WORK TO COMPLETE:
What is the number of lines containing "title"? Give only that number.
━━━
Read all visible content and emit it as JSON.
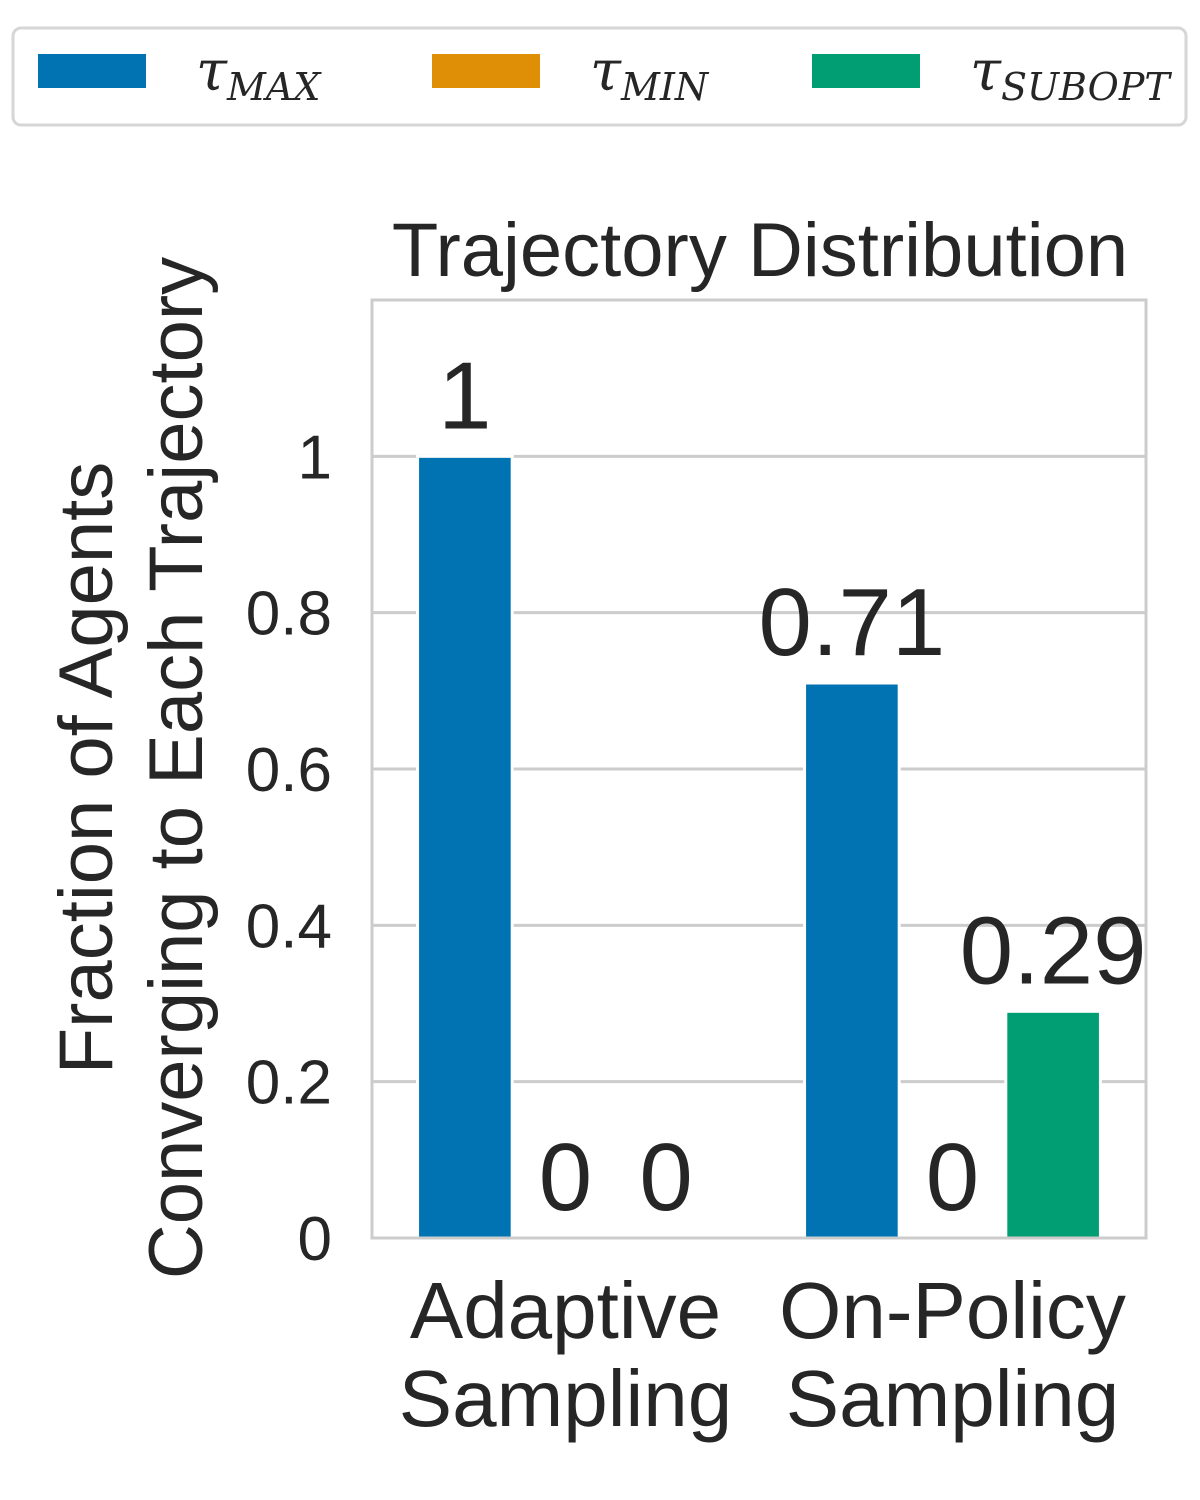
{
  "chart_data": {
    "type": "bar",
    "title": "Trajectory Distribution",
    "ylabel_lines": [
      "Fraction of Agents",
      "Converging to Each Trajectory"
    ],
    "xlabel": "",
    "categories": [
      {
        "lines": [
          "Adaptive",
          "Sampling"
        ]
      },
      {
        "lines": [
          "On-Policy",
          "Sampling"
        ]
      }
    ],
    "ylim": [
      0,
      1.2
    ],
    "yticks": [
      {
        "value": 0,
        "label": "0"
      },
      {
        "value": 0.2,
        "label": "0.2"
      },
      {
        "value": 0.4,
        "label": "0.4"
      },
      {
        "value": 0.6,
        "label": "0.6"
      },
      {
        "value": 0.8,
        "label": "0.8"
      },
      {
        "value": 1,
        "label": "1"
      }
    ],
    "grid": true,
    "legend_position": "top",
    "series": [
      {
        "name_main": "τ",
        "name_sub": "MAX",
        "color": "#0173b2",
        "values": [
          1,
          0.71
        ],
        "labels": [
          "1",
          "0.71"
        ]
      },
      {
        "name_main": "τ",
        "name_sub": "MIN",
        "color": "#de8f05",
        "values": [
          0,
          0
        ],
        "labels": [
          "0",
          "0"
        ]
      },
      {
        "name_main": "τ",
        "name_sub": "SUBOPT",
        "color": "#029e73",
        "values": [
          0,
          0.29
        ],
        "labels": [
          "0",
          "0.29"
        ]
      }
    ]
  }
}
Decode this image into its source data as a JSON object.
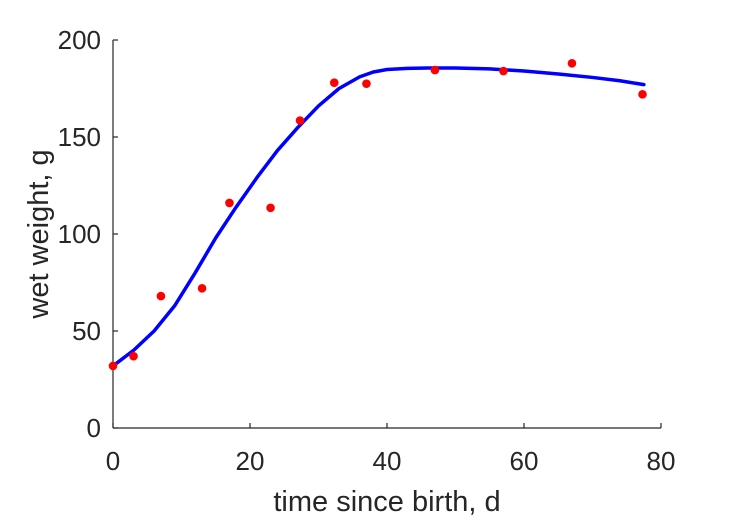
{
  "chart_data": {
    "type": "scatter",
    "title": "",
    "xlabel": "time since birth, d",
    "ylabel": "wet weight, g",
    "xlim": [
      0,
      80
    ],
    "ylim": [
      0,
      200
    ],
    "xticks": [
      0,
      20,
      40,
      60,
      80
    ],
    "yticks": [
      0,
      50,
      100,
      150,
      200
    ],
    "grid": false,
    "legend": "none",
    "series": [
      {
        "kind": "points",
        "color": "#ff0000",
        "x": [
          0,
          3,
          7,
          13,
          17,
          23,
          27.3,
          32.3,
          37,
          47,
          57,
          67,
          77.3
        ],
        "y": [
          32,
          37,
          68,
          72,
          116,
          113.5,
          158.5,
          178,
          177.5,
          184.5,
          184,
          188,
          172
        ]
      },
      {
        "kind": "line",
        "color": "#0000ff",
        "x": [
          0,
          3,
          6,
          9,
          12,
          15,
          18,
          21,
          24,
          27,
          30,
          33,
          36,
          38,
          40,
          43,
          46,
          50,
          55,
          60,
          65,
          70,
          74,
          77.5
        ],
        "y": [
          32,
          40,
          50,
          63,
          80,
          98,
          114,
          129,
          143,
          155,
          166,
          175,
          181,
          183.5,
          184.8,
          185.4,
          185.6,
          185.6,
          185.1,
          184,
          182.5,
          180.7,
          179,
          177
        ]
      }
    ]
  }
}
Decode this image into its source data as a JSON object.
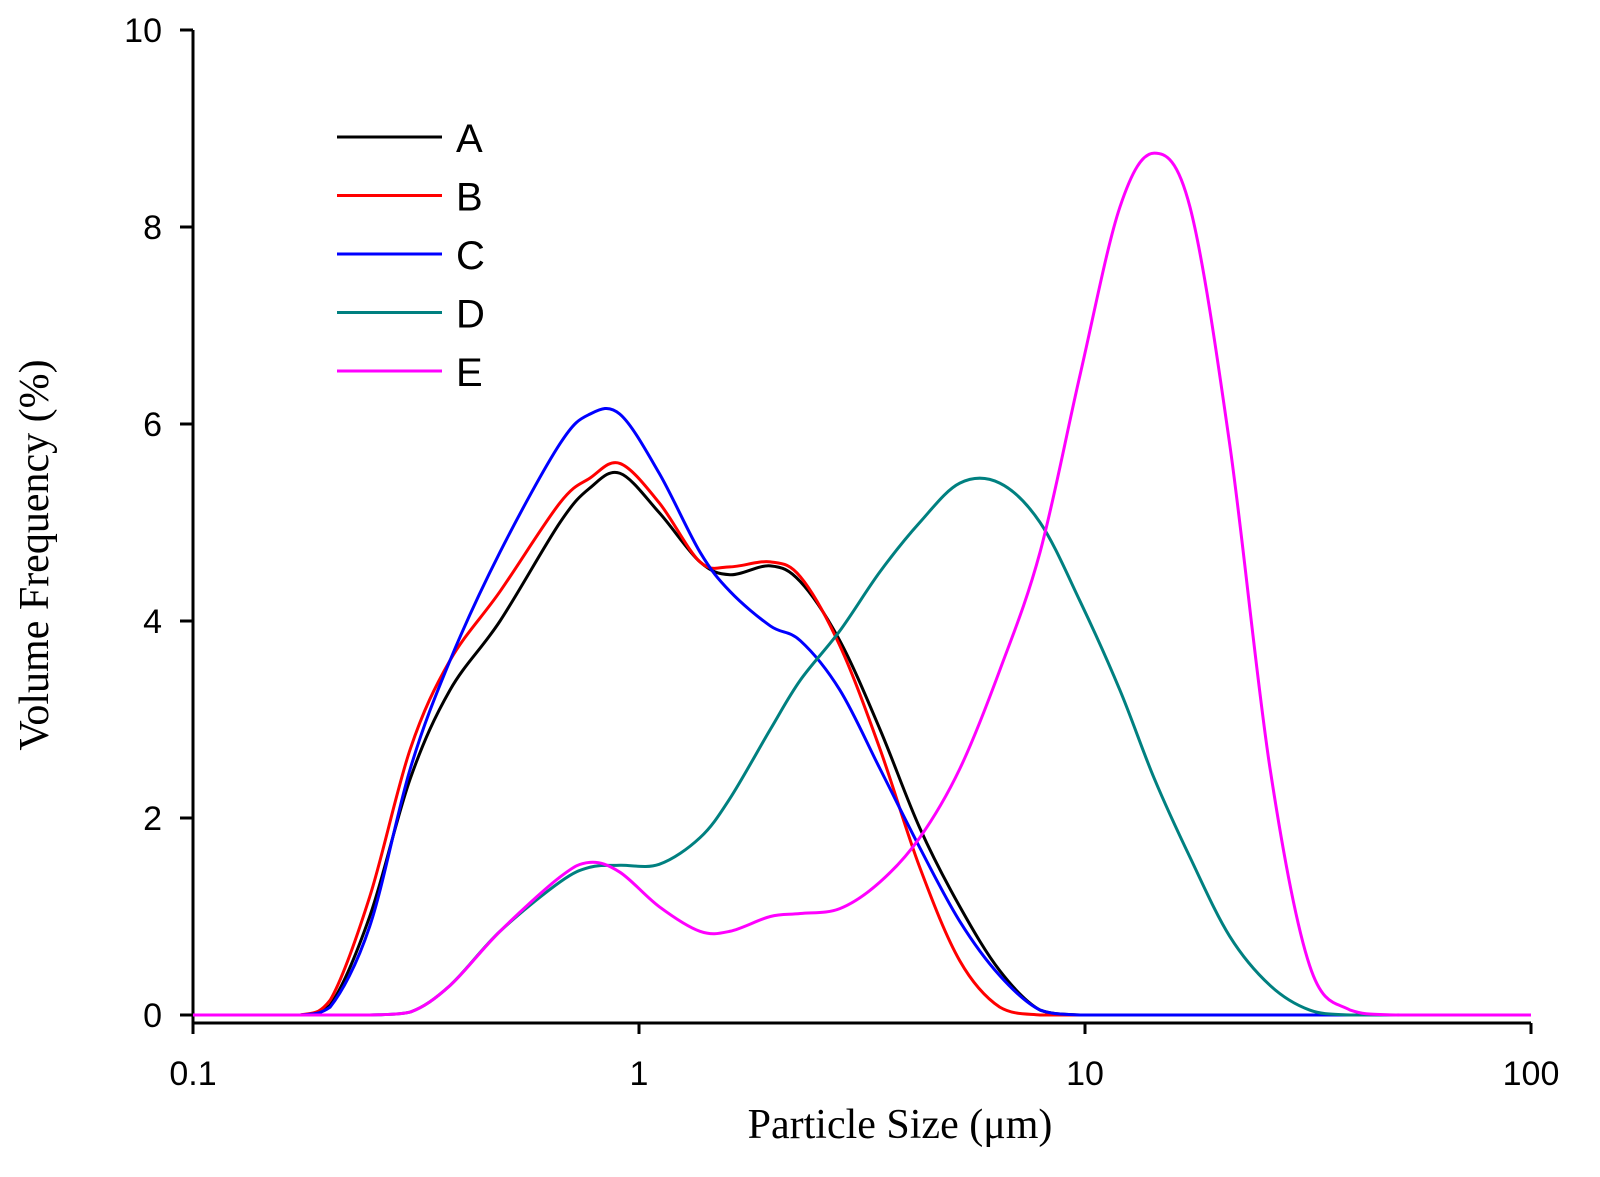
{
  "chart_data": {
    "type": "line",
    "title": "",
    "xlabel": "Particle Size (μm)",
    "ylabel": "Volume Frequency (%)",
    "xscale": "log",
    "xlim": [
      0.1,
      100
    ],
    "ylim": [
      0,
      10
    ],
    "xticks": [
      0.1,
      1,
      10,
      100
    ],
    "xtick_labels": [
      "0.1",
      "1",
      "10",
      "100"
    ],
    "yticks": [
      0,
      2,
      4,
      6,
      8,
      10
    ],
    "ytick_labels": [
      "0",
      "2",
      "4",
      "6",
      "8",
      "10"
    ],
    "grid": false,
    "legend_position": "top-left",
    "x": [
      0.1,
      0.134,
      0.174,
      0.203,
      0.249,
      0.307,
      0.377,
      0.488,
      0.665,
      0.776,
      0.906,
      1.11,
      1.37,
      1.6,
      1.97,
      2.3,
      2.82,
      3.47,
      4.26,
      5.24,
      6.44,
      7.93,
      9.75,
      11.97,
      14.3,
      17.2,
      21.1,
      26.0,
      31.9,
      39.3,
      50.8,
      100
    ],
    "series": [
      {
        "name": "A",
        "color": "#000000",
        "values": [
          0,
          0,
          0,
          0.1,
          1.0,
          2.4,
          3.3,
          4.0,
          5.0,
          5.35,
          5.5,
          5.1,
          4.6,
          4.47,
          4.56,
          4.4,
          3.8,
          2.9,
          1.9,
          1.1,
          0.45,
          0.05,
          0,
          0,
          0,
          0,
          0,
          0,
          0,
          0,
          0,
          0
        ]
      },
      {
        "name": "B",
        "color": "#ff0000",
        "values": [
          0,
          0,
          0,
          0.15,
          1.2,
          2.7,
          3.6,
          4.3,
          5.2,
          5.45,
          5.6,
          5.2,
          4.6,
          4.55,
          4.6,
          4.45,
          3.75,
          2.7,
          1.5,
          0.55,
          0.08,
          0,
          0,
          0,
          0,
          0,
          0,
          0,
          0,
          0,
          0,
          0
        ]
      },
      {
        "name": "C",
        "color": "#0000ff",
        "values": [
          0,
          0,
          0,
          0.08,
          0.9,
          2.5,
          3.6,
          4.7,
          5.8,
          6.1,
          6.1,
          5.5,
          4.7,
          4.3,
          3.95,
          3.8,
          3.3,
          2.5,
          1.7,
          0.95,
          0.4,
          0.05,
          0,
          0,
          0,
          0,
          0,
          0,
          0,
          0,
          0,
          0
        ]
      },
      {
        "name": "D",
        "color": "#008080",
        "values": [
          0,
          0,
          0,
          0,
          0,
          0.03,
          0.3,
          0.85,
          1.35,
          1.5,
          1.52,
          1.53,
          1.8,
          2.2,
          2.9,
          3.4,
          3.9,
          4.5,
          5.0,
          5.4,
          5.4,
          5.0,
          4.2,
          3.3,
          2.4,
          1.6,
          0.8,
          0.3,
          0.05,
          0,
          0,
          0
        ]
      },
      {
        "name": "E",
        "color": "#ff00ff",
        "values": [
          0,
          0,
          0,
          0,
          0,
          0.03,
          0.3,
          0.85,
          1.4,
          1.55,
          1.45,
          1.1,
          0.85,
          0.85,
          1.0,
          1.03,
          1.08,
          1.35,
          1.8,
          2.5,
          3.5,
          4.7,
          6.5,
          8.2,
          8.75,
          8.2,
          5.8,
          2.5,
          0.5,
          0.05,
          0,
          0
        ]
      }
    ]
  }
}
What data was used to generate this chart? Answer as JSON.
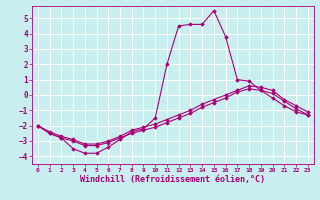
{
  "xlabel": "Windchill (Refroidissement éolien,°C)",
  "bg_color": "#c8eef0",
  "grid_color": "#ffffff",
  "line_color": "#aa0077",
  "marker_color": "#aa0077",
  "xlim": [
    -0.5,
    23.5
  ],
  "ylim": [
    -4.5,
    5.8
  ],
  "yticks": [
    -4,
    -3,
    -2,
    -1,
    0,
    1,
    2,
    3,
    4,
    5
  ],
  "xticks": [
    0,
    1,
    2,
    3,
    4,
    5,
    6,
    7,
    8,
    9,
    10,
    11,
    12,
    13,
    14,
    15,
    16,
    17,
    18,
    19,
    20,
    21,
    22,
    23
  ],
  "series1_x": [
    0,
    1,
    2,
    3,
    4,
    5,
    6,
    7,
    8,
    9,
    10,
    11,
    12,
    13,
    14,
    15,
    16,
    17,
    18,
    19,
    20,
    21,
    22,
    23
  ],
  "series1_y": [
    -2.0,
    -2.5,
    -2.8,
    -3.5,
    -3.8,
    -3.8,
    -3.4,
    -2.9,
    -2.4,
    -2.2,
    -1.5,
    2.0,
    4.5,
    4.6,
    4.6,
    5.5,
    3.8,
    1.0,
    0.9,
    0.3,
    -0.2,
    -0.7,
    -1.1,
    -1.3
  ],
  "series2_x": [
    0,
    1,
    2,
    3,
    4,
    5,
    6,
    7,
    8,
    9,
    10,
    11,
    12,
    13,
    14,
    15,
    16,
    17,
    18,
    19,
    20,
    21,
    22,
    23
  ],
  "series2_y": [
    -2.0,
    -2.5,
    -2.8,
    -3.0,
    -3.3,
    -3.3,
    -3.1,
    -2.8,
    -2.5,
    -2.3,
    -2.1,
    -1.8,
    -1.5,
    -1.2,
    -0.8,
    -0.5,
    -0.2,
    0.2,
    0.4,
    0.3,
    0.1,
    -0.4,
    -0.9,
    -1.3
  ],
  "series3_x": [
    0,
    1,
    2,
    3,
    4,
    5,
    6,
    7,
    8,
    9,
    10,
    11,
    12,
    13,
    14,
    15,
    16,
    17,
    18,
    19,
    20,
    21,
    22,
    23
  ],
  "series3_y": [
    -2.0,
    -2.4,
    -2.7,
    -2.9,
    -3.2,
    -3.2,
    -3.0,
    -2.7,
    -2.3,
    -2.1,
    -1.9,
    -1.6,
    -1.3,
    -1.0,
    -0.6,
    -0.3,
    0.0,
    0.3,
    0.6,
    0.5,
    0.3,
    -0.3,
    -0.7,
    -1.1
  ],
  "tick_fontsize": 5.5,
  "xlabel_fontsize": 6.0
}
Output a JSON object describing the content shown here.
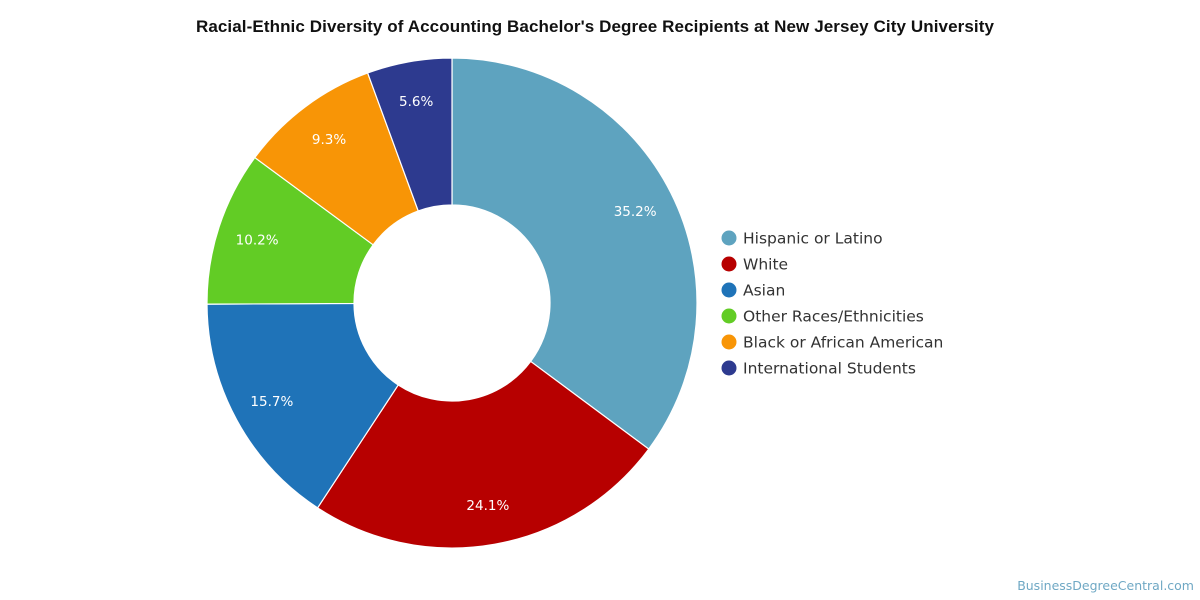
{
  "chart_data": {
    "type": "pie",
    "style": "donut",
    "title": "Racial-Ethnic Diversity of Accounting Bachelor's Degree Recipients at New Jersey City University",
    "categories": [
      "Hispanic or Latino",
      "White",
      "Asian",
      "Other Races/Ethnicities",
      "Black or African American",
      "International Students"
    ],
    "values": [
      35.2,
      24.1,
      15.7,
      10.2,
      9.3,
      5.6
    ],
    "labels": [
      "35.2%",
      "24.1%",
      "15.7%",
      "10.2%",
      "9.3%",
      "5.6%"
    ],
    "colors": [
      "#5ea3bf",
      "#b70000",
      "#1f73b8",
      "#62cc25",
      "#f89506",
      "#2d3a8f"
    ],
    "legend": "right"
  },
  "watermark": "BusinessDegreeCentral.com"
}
━━━
RESULT OF THIS EXERCISE:
4